Exercise requirements>
Retype the line with "Give me the" exactly. Then retype every line after it through the end of the entries below, and nothing more, leaving out pictures.

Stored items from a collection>
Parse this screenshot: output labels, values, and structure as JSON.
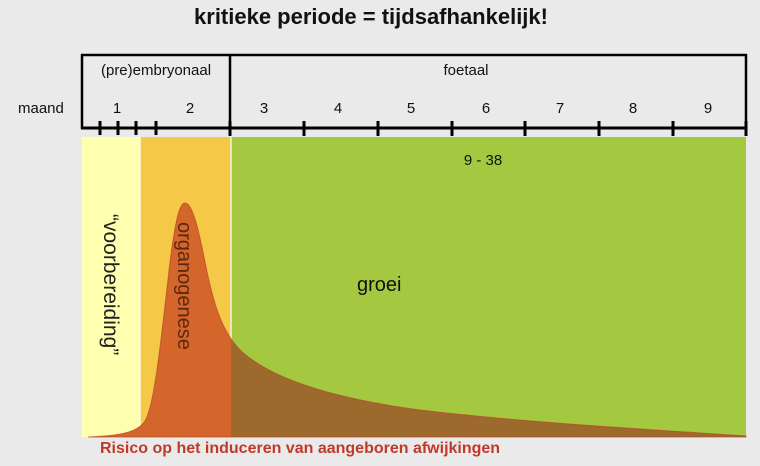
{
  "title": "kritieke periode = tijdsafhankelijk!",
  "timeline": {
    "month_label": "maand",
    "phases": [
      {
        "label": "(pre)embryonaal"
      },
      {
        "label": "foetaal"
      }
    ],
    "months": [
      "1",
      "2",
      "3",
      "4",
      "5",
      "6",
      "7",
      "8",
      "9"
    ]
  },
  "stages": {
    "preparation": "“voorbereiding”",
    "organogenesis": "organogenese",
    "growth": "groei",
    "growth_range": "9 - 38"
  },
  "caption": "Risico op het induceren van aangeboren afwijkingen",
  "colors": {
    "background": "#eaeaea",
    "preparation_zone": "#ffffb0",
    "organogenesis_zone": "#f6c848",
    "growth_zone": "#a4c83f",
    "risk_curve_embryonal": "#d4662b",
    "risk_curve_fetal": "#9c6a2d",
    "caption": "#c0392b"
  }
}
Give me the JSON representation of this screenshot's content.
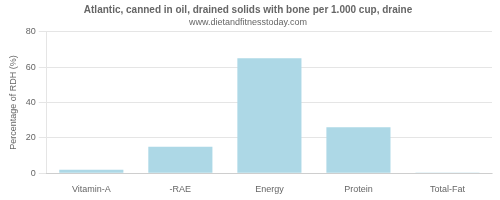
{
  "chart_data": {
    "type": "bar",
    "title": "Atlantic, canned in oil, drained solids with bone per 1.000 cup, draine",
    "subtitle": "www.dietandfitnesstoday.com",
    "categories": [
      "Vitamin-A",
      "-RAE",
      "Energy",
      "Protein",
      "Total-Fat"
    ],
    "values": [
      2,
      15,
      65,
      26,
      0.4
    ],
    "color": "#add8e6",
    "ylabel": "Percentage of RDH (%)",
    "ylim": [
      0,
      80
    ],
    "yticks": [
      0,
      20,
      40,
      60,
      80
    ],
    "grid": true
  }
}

Result of the exercise>
Give me the JSON representation of this screenshot's content.
{
  "chart_data": {
    "type": "bar",
    "title": "Atlantic, canned in oil, drained solids with bone per 1.000 cup, draine",
    "subtitle": "www.dietandfitnesstoday.com",
    "categories": [
      "Vitamin-A",
      "-RAE",
      "Energy",
      "Protein",
      "Total-Fat"
    ],
    "values": [
      2,
      15,
      65,
      26,
      0.4
    ],
    "color": "#add8e6",
    "ylabel": "Percentage of RDH (%)",
    "ylim": [
      0,
      80
    ],
    "yticks": [
      0,
      20,
      40,
      60,
      80
    ],
    "grid": true
  }
}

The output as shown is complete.